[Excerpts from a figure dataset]
........
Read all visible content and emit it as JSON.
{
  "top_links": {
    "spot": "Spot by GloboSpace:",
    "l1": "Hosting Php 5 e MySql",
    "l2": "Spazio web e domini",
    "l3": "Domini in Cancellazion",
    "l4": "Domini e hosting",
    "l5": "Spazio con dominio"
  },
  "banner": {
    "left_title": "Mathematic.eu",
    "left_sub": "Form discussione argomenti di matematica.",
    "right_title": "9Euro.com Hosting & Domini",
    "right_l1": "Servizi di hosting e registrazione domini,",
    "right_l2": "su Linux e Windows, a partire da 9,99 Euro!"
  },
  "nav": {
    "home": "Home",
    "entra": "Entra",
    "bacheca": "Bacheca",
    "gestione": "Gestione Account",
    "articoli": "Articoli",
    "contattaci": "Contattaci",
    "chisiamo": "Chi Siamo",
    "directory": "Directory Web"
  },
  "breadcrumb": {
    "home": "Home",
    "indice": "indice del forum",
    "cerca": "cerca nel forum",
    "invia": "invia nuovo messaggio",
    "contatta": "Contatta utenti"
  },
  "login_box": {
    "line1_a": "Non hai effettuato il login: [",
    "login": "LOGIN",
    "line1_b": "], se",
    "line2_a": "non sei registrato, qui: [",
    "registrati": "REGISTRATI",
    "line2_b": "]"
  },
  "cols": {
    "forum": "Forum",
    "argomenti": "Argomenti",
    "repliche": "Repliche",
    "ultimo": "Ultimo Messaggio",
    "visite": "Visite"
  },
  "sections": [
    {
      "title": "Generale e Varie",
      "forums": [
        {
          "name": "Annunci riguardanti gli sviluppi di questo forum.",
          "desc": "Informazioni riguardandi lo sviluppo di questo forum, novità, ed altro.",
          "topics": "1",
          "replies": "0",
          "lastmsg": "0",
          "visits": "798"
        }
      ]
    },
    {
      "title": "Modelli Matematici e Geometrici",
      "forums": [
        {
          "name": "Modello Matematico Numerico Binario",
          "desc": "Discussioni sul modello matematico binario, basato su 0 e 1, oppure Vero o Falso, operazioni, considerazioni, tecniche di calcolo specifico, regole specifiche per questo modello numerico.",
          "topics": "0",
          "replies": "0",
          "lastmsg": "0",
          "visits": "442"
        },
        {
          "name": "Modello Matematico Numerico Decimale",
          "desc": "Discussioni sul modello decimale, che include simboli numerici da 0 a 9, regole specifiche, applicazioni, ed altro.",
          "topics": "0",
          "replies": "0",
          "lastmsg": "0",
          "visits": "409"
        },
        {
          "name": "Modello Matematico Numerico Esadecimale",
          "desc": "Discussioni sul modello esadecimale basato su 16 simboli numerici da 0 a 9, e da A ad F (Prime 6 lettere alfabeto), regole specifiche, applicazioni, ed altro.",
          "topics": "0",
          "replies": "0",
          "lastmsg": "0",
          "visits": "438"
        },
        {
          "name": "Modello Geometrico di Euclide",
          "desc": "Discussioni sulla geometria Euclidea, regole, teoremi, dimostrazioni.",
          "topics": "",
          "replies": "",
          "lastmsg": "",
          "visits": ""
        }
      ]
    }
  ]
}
........
### [What needs to be done]
Write out each line of the data above again, exactly as given.

### [Task output]
Read all visible content and emit it as JSON.
{
  "top_links": {
    "spot": "Spot by GloboSpace:",
    "l1": "Hosting Php 5 e MySql",
    "l2": "Spazio web e domini",
    "l3": "Domini in Cancellazion",
    "l4": "Domini e hosting",
    "l5": "Spazio con dominio"
  },
  "banner": {
    "left_title": "Mathematic.eu",
    "left_sub": "Form discussione argomenti di matematica.",
    "right_title": "9Euro.com Hosting & Domini",
    "right_l1": "Servizi di hosting e registrazione domini,",
    "right_l2": "su Linux e Windows, a partire da 9,99 Euro!"
  },
  "nav": {
    "home": "Home",
    "entra": "Entra",
    "bacheca": "Bacheca",
    "gestione": "Gestione Account",
    "articoli": "Articoli",
    "contattaci": "Contattaci",
    "chisiamo": "Chi Siamo",
    "directory": "Directory Web"
  },
  "breadcrumb": {
    "home": "Home",
    "indice": "indice del forum",
    "cerca": "cerca nel forum",
    "invia": "invia nuovo messaggio",
    "contatta": "Contatta utenti"
  },
  "login_box": {
    "line1_a": "Non hai effettuato il login: [",
    "login": "LOGIN",
    "line1_b": "], se",
    "line2_a": "non sei registrato, qui: [",
    "registrati": "REGISTRATI",
    "line2_b": "]"
  },
  "cols": {
    "forum": "Forum",
    "argomenti": "Argomenti",
    "repliche": "Repliche",
    "ultimo": "Ultimo Messaggio",
    "visite": "Visite"
  },
  "sections": [
    {
      "title": "Generale e Varie",
      "forums": [
        {
          "name": "Annunci riguardanti gli sviluppi di questo forum.",
          "desc": "Informazioni riguardandi lo sviluppo di questo forum, novità, ed altro.",
          "topics": "1",
          "replies": "0",
          "lastmsg": "0",
          "visits": "798"
        }
      ]
    },
    {
      "title": "Modelli Matematici e Geometrici",
      "forums": [
        {
          "name": "Modello Matematico Numerico Binario",
          "desc": "Discussioni sul modello matematico binario, basato su 0 e 1, oppure Vero o Falso, operazioni, considerazioni, tecniche di calcolo specifico, regole specifiche per questo modello numerico.",
          "topics": "0",
          "replies": "0",
          "lastmsg": "0",
          "visits": "442"
        },
        {
          "name": "Modello Matematico Numerico Decimale",
          "desc": "Discussioni sul modello decimale, che include simboli numerici da 0 a 9, regole specifiche, applicazioni, ed altro.",
          "topics": "0",
          "replies": "0",
          "lastmsg": "0",
          "visits": "409"
        },
        {
          "name": "Modello Matematico Numerico Esadecimale",
          "desc": "Discussioni sul modello esadecimale basato su 16 simboli numerici da 0 a 9, e da A ad F (Prime 6 lettere alfabeto), regole specifiche, applicazioni, ed altro.",
          "topics": "0",
          "replies": "0",
          "lastmsg": "0",
          "visits": "438"
        },
        {
          "name": "Modello Geometrico di Euclide",
          "desc": "Discussioni sulla geometria Euclidea, regole, teoremi, dimostrazioni.",
          "topics": "",
          "replies": "",
          "lastmsg": "",
          "visits": ""
        }
      ]
    }
  ]
}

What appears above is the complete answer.